[YOUR OBJECTIVE] Convert the stretch of the records from their start through the line containing "y-tick-labels: 100 101" into a numbered list, omitting any blank lines.

[Spatial layout data]
— BEGIN —

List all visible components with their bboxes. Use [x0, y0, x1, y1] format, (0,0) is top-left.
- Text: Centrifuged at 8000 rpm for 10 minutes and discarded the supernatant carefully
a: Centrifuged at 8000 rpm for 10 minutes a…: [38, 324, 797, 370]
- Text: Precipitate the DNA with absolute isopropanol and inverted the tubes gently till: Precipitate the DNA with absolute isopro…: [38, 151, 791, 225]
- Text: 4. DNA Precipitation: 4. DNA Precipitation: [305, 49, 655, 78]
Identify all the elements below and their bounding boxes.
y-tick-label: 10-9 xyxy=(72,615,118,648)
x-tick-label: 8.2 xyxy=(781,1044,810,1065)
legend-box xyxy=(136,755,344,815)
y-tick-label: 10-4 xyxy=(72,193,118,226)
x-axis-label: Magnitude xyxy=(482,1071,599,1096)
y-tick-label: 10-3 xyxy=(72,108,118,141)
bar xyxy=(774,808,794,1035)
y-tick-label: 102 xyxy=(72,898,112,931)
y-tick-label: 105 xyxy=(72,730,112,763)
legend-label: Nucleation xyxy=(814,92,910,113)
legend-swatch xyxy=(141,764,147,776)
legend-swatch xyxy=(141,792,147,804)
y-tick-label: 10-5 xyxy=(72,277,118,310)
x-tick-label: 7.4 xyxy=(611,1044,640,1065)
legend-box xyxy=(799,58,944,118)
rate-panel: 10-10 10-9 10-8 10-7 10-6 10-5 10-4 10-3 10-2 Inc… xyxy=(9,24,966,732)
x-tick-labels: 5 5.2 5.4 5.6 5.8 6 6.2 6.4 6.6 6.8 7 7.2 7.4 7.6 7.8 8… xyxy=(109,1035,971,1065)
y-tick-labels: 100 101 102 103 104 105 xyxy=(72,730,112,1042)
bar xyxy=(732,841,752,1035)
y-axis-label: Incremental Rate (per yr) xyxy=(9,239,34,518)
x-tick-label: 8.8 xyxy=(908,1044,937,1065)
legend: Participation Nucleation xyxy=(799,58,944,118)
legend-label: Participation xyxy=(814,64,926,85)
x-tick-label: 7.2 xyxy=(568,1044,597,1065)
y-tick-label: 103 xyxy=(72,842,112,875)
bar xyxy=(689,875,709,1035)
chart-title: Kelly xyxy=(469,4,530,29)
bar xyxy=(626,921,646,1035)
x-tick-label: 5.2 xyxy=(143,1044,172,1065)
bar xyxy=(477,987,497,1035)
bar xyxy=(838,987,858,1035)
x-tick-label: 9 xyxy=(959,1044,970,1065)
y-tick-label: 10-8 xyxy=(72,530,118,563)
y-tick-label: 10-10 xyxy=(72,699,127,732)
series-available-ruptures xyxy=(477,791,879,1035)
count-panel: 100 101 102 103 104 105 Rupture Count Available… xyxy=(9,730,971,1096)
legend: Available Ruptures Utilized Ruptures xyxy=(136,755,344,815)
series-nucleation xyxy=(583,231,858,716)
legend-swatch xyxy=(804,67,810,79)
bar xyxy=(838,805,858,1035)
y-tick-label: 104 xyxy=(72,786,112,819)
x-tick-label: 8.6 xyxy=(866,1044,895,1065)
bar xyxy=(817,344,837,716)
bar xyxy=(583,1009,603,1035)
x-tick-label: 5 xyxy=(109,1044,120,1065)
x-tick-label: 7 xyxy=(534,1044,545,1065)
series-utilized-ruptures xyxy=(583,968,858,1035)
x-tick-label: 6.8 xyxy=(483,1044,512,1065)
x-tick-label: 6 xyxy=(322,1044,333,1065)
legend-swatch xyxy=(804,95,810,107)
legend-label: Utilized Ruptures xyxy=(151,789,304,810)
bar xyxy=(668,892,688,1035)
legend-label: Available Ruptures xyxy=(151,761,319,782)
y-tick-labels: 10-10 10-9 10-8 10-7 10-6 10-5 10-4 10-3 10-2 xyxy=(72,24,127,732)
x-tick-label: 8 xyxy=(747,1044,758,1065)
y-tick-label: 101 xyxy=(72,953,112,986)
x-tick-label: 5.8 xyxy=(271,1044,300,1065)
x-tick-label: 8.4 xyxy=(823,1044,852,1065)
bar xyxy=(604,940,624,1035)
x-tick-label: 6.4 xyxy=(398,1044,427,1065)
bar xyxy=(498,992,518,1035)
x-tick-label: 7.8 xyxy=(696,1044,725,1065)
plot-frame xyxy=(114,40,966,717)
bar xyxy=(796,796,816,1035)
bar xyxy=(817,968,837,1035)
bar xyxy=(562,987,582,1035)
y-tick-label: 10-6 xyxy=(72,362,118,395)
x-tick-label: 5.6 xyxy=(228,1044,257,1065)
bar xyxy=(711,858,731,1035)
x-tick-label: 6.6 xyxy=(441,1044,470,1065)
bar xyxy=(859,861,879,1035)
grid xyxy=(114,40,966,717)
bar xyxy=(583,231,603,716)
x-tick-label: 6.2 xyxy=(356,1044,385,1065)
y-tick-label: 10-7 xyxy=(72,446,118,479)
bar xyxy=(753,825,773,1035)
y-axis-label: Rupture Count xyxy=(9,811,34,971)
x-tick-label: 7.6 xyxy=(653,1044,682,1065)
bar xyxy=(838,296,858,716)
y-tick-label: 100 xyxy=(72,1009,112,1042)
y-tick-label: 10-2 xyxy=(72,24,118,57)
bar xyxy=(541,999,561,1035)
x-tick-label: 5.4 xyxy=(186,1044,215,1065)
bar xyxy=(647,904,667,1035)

— END —

[SOLUTION FOR THIS TASK]
1. List all visible components with their bboxes. Use [x0, y0, x1, y1] format, (0,0) is top-left.
2. - Text: Centrifuged at 8000 rpm for 10 minutes and discarded the supernatant carefully
3. a: Centrifuged at 8000 rpm for 10 minutes a…: [38, 324, 797, 370]
4. - Text: Precipitate the DNA with absolute isopropanol and inverted the tubes gently till: Precipitate the DNA with absolute isopro…: [38, 151, 791, 225]
5. - Text: 4. DNA Precipitation: 4. DNA Precipitation: [305, 49, 655, 78]
6. Identify all the elements below and their bounding boxes.
7. y-tick-label: 10-9 xyxy=(72,615,118,648)
8. x-tick-label: 8.2 xyxy=(781,1044,810,1065)
9. legend-box xyxy=(136,755,344,815)
10. y-tick-label: 10-4 xyxy=(72,193,118,226)
11. x-axis-label: Magnitude xyxy=(482,1071,599,1096)
12. y-tick-label: 10-3 xyxy=(72,108,118,141)
13. bar xyxy=(774,808,794,1035)
14. y-tick-label: 102 xyxy=(72,898,112,931)
15. y-tick-label: 105 xyxy=(72,730,112,763)
16. legend-label: Nucleation xyxy=(814,92,910,113)
17. legend-swatch xyxy=(141,764,147,776)
18. legend-swatch xyxy=(141,792,147,804)
19. y-tick-label: 10-5 xyxy=(72,277,118,310)
20. x-tick-label: 7.4 xyxy=(611,1044,640,1065)
21. legend-box xyxy=(799,58,944,118)
22. rate-panel: 10-10 10-9 10-8 10-7 10-6 10-5 10-4 10-3 10-2 Inc… xyxy=(9,24,966,732)
23. x-tick-labels: 5 5.2 5.4 5.6 5.8 6 6.2 6.4 6.6 6.8 7 7.2 7.4 7.6 7.8 8… xyxy=(109,1035,971,1065)
24. y-tick-labels: 100 101 102 103 104 105 xyxy=(72,730,112,1042)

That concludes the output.